Job 1 :: What is the main rule that the text on LadVen OS task restrictions gives?
Job 2 :: In the text on LadVen OS task restrictions, retype the stretch from "Main rule: do" through "or temporary failure?".
Job 3 :: Write what comes next in the text on LadVen OS task restrictions, continuing after its final sentence.

Extract to read ::
In LadVen OS, task restrictions are not only for security. They protect the work process: they prevent closing a task without a result, changing someone else's agreement without permission, losing a file, overwriting another participant's edit, or mass-changing tasks the user cannot access.

If the system does not allow an action, it is not always a technical error. Often it is a signal: the task is missing data, the action requires another role, the process forbids the transition, or a conflict must be resolved first.

Main rule: do not bypass a restriction through private messages, duplicate tasks, or verbal agreements. First understand what exactly is blocked, why it matters for the process, and who can make the decision.

Guard check flow before status change

How to Read an Error Message

For any error or unavailable action, ask four questions:

  1. What action was I trying to perform?
  2. What exactly failed: open, save, upload, close, assign, change status?
  3. Is this a permission restriction, process restriction, data issue, or temporary failure?
  4. What should happen next: fill in a field, request access, refresh the page, write a comment, contact a manager, or contact an administrator?

Not every message is detailed. If the interface shows a short warning, reconstruct the context from the task card: status, user role, participants, files, checklist, comments, activity history, and permissions to related objects.

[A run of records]
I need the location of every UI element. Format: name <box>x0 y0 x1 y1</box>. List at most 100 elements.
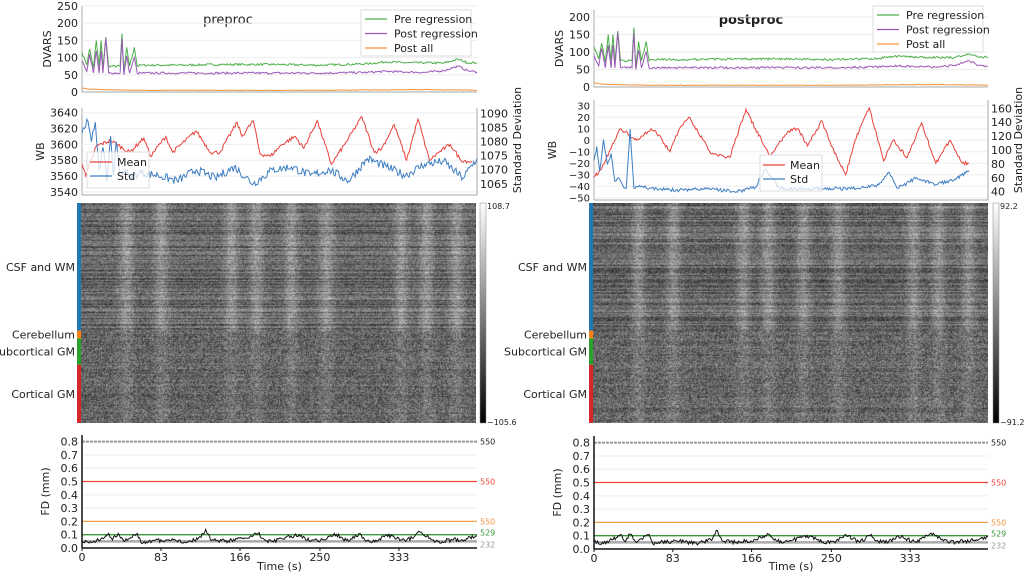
fd-line <box>593 529 989 546</box>
legend-label: Post all <box>394 42 433 55</box>
colorbar-min-label: −105.6 <box>487 418 517 427</box>
region-bar-cortical-gm <box>589 364 593 423</box>
dvars-line-post-all <box>593 82 989 87</box>
wb-legend-box <box>759 154 823 192</box>
fd-threshold-count: 550 <box>480 478 495 487</box>
fd-y-tick-label: 0.1 <box>573 530 591 543</box>
region-bar-subcortical-gm <box>589 338 593 365</box>
fd-threshold-count: 550 <box>991 439 1006 448</box>
region-label: Cerebellum <box>524 328 587 341</box>
fd-x-tick-label: 333 <box>900 552 921 565</box>
wb-y-tick-label: −20 <box>569 159 590 170</box>
fd-y-tick-label: 0.8 <box>61 436 79 449</box>
fd-y-axis-label: FD (mm) <box>551 468 564 516</box>
fd-x-axis-label: Time (s) <box>256 560 302 572</box>
fd-y-tick-label: 0.5 <box>61 476 79 489</box>
fd-y-tick-label: 0.2 <box>573 516 591 529</box>
wb-legend-box <box>86 151 150 189</box>
dvars-y-tick-label: 200 <box>569 11 590 24</box>
std-y-tick-label: 1090 <box>480 108 508 121</box>
wb-y-tick-label: −30 <box>569 171 590 182</box>
std-y-tick-label: 100 <box>991 144 1012 157</box>
region-label: Subcortical GM <box>504 346 587 359</box>
fd-y-tick-label: 0.3 <box>573 503 591 516</box>
region-bar-cerebellum <box>589 330 593 339</box>
fd-x-tick-label: 83 <box>154 551 168 564</box>
region-bar-csf-and-wm <box>589 203 593 331</box>
std-y-axis-label: Standard Deviation <box>1012 87 1024 193</box>
dvars-y-tick-label: 0 <box>583 81 590 94</box>
std-y-tick-label: 1080 <box>480 136 508 149</box>
region-label: Cortical GM <box>523 388 587 401</box>
dvars-y-tick-label: 100 <box>57 52 78 65</box>
fd-threshold-count: 550 <box>991 518 1006 527</box>
fd-x-tick-label: 250 <box>821 552 842 565</box>
fd-y-tick-label: 0.1 <box>61 529 79 542</box>
fd-threshold-count: 550 <box>991 479 1006 488</box>
dvars-line-post-regression <box>593 32 989 70</box>
fd-y-tick-label: 0.4 <box>61 489 79 502</box>
colorbar-min-label: −91.2 <box>1000 418 1024 427</box>
region-label: CSF and WM <box>6 261 75 274</box>
wb-y-tick-label: −40 <box>569 182 590 193</box>
region-label: CSF and WM <box>518 261 587 274</box>
wb-y-tick-label: 3560 <box>50 170 78 183</box>
wb-line-mean <box>593 106 970 178</box>
region-label: Cerebellum <box>12 328 75 341</box>
std-y-tick-label: 40 <box>991 186 1005 199</box>
fd-x-tick-label: 166 <box>741 552 762 565</box>
region-bar-cerebellum <box>77 330 81 339</box>
fd-threshold-count: 232 <box>991 541 1006 550</box>
dvars-line-pre-regression <box>593 27 989 68</box>
wb-y-tick-label: 3540 <box>50 186 78 199</box>
fd-x-tick-label: 0 <box>591 552 598 565</box>
std-y-tick-label: 60 <box>991 172 1005 185</box>
dvars-y-axis-label: DVARS <box>553 30 566 67</box>
region-bar-subcortical-gm <box>77 338 81 365</box>
dvars-line-pre-regression <box>81 33 478 74</box>
fd-threshold-count: 550 <box>480 438 495 447</box>
std-y-axis-label: Standard Deviation <box>511 87 524 193</box>
std-y-tick-label: 140 <box>991 116 1012 129</box>
dvars-line-post-all <box>81 87 478 92</box>
fd-y-tick-label: 0.3 <box>61 502 79 515</box>
fd-x-tick-label: 0 <box>79 551 86 564</box>
fd-x-tick-label: 83 <box>666 552 680 565</box>
wb-y-tick-label: 3580 <box>50 154 78 167</box>
carpet-plot-preproc <box>81 203 476 423</box>
fd-x-tick-label: 333 <box>388 551 409 564</box>
dvars-y-tick-label: 100 <box>569 46 590 59</box>
dvars-y-tick-label: 250 <box>57 0 78 13</box>
wb-y-tick-label: 0 <box>584 136 590 147</box>
fd-y-tick-label: 0.6 <box>61 462 79 475</box>
legend-label: Post regression <box>906 24 990 37</box>
fd-line <box>81 527 477 545</box>
legend-label: Pre regression <box>906 9 984 22</box>
fd-y-tick-label: 0.6 <box>573 463 591 476</box>
region-label: Cortical GM <box>11 388 75 401</box>
std-y-tick-label: 160 <box>991 102 1012 115</box>
fd-x-tick-label: 250 <box>309 551 330 564</box>
fd-y-tick-label: 0.0 <box>61 542 79 555</box>
legend-label: Mean <box>790 159 820 172</box>
fd-threshold-count: 529 <box>991 530 1006 539</box>
std-y-tick-label: 1075 <box>480 150 508 163</box>
std-y-tick-label: 120 <box>991 130 1012 143</box>
dvars-y-tick-label: 50 <box>576 64 590 77</box>
fd-threshold-count: 550 <box>480 517 495 526</box>
wb-y-axis-label: WB <box>34 142 47 160</box>
legend-label: Pre regression <box>394 13 472 26</box>
region-bar-cortical-gm <box>77 364 81 423</box>
wb-y-tick-label: 3600 <box>50 138 78 151</box>
fd-y-tick-label: 0.2 <box>61 515 79 528</box>
wb-y-axis-label: WB <box>546 141 559 159</box>
colorbar-max-label: 92.2 <box>1000 202 1018 211</box>
wb-y-tick-label: 3640 <box>50 107 78 120</box>
fd-x-tick-label: 166 <box>230 551 251 564</box>
wb-y-tick-label: −10 <box>569 148 590 159</box>
fd-y-tick-label: 0.8 <box>573 437 591 450</box>
fd-y-tick-label: 0.7 <box>573 450 591 463</box>
wb-line-std <box>81 117 478 187</box>
colorbar <box>479 202 487 424</box>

Final answer 1 :: Do not bypass a restriction through private messages, duplicate tasks, or verbal agreements.

Final answer 2 ::
Main rule: do not bypass a restriction through private messages, duplicate tasks, or verbal agreements. First understand what exactly is blocked, why it matters for the process, and who can make the decision.

Guard check flow before status change

How to Read an Error Message

For any error or unavailable action, ask four questions:

  1. What action was I trying to perform?
  2. What exactly failed: open, save, upload, close, assign, change status?
  3. Is this a permission restriction, process restriction, data issue, or temporary failure?

Final answer 3 ::
No Access to a Task

No access means the user cannot open the task or sees it only partially. Possible reasons:

  • the task is in a project, workgroup, client, or CRM context with restricted access;
  • the user is not a task participant;
  • the link points to a task that was deleted, moved, or hidden;
  • the user role does not allow seeing part of the data;
  • an external participant has no access to internal materials;
  • the task is linked to a document or client not available to everyone.

What to do:

  1. Check whether you are opening an outdated link.
  2. Clarify with the reporter or manager whether you should participate in the task.
  3. If access is needed for work, ask to be added to the task with the correct role.
  4. If you need a file, client, or CRM entity, request access to that exact object, not only to the task.
  5. If you are a manager, check whether the process is configured so required tasks are hidden from responsible people.

Do not ask someone to forward task contents to a private chat as a permanent solution. The task stops being the single source of agreement, and the work history fragments.

Button or Action Is Unavailable

A button can be hidden or blocked if the action is currently inappropriate for the role, status, or process.

Typical reasons:

  • the user has no permission to edit the task;
  • the task is already closed or canceled;
  • the task is under review, and the action is available only to the reporter or reviewer;
  • a required result, file, comment, or completed checklist is missing;
  • a guard check is enabled before the status transition;
  • the action is available only to the assignee, reporter, or process administrator;
  • the selected bulk action cannot be applied to some of the tasks.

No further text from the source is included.